Objective: Search the material and gather each line with "pérdida" in it.

(Recorded data)

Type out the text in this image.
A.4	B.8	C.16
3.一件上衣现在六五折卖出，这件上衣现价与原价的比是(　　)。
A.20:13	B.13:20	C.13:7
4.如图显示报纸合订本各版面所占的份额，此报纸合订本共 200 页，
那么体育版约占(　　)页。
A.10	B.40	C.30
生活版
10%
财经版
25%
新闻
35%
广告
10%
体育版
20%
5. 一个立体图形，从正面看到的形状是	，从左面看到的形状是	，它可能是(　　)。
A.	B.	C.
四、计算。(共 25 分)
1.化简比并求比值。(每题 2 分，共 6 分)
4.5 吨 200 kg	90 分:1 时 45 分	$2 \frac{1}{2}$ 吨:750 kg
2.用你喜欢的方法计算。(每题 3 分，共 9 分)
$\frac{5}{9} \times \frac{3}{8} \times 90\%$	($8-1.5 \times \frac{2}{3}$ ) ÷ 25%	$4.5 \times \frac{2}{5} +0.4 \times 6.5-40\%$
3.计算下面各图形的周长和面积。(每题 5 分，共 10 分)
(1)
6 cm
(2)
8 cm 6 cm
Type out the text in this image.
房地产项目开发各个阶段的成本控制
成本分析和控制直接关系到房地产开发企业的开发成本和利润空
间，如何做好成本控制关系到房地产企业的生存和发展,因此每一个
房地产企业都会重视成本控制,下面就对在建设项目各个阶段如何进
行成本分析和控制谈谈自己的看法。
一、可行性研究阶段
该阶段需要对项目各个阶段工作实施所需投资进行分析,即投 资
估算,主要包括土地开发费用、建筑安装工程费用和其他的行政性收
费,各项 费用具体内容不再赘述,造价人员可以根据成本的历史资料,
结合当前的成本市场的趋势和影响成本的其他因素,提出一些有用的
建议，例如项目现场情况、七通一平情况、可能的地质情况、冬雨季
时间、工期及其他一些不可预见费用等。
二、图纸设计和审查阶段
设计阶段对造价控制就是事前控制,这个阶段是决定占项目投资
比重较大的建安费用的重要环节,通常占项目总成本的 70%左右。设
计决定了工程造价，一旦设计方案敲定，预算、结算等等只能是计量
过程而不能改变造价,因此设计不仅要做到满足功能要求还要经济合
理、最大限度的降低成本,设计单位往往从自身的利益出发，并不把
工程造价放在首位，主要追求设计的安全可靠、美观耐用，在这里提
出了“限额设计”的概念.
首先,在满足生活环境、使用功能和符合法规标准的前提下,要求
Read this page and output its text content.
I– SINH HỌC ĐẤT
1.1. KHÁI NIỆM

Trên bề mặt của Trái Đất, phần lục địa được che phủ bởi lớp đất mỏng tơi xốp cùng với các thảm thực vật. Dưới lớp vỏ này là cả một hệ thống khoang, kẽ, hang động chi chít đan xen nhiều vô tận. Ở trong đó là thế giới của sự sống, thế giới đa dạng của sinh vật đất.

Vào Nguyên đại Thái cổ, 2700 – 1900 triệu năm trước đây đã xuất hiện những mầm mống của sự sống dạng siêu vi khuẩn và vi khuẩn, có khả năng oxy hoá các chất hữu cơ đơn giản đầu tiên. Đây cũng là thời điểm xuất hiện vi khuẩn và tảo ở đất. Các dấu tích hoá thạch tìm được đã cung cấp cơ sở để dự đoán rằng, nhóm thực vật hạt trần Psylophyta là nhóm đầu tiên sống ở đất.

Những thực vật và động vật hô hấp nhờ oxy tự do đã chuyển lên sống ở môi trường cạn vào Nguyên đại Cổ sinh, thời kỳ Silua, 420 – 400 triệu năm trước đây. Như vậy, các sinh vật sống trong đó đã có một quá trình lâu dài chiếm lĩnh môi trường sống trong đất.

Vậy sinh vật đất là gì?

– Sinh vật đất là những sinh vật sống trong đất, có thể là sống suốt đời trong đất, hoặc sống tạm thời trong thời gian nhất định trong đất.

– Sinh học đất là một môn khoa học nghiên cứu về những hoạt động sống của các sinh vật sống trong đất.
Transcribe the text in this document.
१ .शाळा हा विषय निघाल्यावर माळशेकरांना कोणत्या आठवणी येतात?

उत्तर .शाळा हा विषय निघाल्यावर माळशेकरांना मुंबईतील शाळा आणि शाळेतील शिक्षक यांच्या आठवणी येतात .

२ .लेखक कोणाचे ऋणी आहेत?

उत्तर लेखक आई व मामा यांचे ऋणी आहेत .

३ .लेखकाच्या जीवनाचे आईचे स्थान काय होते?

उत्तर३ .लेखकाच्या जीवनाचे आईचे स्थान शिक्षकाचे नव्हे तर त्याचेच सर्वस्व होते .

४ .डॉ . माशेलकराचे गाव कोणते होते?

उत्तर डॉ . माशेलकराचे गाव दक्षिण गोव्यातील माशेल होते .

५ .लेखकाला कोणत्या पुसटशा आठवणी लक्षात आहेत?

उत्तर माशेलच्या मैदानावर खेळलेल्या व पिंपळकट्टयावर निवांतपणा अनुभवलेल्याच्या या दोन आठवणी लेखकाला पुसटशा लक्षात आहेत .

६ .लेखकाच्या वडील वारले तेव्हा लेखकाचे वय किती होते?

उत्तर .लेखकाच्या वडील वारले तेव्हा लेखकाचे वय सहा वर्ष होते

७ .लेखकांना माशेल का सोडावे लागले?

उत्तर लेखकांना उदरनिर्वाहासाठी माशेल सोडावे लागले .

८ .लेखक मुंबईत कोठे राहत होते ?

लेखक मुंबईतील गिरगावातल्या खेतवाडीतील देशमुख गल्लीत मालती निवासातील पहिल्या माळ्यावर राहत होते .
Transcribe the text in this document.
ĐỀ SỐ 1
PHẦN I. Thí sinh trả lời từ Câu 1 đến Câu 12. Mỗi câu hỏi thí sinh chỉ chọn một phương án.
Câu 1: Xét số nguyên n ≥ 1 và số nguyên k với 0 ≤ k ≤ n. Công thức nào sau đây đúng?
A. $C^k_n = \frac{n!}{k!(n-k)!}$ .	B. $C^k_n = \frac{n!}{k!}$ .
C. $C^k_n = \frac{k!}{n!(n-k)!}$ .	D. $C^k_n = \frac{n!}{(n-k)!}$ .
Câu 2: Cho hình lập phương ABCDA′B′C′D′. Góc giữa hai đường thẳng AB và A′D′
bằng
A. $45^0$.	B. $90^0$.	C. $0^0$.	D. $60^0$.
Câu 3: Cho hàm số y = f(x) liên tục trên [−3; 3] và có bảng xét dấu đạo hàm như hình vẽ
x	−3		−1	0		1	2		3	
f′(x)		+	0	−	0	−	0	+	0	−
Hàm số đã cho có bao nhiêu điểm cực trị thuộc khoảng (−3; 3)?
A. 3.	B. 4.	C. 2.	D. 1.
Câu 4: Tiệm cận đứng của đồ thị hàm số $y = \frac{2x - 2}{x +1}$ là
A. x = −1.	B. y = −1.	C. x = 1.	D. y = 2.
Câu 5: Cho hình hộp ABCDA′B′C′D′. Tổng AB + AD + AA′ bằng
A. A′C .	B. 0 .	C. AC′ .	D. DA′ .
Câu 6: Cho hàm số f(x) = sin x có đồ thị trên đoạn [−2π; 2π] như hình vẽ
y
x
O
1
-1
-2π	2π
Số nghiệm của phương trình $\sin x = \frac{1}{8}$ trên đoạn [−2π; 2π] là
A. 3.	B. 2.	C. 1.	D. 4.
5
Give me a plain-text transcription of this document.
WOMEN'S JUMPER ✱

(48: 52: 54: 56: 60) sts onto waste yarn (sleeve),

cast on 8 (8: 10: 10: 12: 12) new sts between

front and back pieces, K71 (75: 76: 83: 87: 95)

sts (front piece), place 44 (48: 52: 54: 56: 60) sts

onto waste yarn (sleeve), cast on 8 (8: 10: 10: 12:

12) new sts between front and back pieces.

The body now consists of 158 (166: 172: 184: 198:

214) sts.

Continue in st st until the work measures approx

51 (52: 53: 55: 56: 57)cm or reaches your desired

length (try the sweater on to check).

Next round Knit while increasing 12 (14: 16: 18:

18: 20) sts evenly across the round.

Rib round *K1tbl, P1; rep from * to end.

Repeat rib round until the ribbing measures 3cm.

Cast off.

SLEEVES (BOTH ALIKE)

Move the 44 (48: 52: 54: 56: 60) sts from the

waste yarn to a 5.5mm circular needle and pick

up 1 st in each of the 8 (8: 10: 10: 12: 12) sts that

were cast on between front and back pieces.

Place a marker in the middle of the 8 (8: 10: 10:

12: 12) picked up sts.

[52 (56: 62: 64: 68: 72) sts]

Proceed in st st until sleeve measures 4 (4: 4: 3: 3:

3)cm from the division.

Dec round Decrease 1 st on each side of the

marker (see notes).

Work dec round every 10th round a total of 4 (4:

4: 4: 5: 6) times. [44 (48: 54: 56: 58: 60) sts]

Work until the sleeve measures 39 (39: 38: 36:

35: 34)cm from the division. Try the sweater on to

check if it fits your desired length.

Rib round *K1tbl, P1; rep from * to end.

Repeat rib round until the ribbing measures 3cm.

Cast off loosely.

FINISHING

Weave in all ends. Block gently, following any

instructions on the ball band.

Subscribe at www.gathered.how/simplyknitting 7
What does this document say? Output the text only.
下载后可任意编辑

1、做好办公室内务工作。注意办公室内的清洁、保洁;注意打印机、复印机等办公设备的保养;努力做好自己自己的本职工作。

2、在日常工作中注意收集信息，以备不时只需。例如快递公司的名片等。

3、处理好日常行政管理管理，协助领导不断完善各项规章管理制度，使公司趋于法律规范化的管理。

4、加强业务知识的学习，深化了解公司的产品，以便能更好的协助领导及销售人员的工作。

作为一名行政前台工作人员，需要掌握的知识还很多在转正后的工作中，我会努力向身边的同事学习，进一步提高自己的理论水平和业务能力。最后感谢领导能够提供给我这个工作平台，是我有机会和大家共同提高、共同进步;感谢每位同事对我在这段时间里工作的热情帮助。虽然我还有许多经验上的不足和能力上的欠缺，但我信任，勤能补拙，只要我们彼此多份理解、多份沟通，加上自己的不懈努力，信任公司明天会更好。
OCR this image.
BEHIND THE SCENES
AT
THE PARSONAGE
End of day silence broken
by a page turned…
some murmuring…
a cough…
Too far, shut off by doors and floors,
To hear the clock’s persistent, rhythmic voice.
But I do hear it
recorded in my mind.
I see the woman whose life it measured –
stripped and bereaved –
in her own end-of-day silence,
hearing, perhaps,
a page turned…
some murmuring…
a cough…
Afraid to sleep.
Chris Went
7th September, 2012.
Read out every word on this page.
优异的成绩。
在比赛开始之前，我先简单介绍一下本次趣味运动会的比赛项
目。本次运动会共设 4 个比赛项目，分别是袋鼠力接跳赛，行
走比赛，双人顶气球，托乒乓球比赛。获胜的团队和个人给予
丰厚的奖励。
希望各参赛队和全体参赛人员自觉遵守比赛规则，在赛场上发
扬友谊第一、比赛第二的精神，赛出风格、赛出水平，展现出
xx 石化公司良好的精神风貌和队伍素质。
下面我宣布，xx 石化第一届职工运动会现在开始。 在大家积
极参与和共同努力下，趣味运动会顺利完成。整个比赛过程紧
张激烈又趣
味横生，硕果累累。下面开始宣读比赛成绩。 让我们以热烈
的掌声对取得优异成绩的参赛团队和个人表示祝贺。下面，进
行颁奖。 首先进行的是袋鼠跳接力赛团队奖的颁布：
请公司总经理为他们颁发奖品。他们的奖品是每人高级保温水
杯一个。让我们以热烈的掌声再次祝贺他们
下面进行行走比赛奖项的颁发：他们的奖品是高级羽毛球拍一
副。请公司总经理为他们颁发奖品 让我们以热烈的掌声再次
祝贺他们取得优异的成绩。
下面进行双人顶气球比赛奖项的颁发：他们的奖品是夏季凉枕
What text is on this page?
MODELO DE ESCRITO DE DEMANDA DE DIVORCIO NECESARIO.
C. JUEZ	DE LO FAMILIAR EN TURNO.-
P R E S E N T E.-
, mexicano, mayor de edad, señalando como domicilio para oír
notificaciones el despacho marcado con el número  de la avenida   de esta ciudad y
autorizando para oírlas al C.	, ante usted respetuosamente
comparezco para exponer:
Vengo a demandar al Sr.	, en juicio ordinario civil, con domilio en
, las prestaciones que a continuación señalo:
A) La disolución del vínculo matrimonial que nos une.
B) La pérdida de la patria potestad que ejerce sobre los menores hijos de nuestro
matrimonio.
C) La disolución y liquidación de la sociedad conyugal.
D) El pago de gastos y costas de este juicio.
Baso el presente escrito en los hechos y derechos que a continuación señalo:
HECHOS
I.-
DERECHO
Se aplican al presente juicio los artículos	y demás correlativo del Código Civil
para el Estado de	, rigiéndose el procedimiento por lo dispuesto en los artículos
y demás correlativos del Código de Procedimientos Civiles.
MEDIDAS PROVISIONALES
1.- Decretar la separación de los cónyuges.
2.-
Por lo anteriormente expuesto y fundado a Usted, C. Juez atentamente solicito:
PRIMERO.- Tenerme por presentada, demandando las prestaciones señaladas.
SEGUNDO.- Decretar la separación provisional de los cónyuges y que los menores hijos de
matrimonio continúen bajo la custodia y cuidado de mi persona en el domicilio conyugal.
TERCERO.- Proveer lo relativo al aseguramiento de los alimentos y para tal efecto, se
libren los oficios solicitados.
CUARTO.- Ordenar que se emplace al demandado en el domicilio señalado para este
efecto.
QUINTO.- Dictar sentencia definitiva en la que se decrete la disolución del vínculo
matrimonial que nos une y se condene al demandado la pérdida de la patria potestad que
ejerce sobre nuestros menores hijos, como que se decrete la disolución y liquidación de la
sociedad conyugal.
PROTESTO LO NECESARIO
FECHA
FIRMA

Answer to the task:
B) La pérdida de la patria potestad que ejerce sobre los menores hijos de nuestro
matrimonial que nos une y se condene al demandado la pérdida de la patria potestad que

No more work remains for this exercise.